:: Source records ::

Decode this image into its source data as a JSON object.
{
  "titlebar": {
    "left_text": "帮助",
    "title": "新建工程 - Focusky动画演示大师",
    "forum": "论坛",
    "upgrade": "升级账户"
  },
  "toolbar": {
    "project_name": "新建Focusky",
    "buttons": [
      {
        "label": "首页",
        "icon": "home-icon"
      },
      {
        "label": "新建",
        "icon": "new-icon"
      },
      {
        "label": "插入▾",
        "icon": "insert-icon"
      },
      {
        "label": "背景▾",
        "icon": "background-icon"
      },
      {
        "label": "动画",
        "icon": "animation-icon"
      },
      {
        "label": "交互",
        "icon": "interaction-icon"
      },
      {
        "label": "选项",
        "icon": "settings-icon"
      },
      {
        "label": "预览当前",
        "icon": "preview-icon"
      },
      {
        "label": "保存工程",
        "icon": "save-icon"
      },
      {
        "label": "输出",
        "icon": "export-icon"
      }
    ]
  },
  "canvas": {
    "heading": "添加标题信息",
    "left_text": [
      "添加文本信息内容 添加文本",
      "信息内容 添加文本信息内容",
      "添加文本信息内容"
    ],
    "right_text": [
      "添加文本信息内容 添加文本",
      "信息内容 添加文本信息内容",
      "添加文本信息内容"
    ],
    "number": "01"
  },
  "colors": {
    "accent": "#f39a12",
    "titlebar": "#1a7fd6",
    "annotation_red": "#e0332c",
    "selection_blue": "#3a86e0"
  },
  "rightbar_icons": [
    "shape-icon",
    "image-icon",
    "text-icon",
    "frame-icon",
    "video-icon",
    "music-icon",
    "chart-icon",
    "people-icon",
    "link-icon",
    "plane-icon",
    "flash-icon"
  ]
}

:::

Reproduce each line of the material above precisely.

Decode this image into its source data as a JSON object.
{
  "titlebar": {
    "left_text": "帮助",
    "title": "新建工程 - Focusky动画演示大师",
    "forum": "论坛",
    "upgrade": "升级账户"
  },
  "toolbar": {
    "project_name": "新建Focusky",
    "buttons": [
      {
        "label": "首页",
        "icon": "home-icon"
      },
      {
        "label": "新建",
        "icon": "new-icon"
      },
      {
        "label": "插入▾",
        "icon": "insert-icon"
      },
      {
        "label": "背景▾",
        "icon": "background-icon"
      },
      {
        "label": "动画",
        "icon": "animation-icon"
      },
      {
        "label": "交互",
        "icon": "interaction-icon"
      },
      {
        "label": "选项",
        "icon": "settings-icon"
      },
      {
        "label": "预览当前",
        "icon": "preview-icon"
      },
      {
        "label": "保存工程",
        "icon": "save-icon"
      },
      {
        "label": "输出",
        "icon": "export-icon"
      }
    ]
  },
  "canvas": {
    "heading": "添加标题信息",
    "left_text": [
      "添加文本信息内容 添加文本",
      "信息内容 添加文本信息内容",
      "添加文本信息内容"
    ],
    "right_text": [
      "添加文本信息内容 添加文本",
      "信息内容 添加文本信息内容",
      "添加文本信息内容"
    ],
    "number": "01"
  },
  "colors": {
    "accent": "#f39a12",
    "titlebar": "#1a7fd6",
    "annotation_red": "#e0332c",
    "selection_blue": "#3a86e0"
  },
  "rightbar_icons": [
    "shape-icon",
    "image-icon",
    "text-icon",
    "frame-icon",
    "video-icon",
    "music-icon",
    "chart-icon",
    "people-icon",
    "link-icon",
    "plane-icon",
    "flash-icon"
  ]
}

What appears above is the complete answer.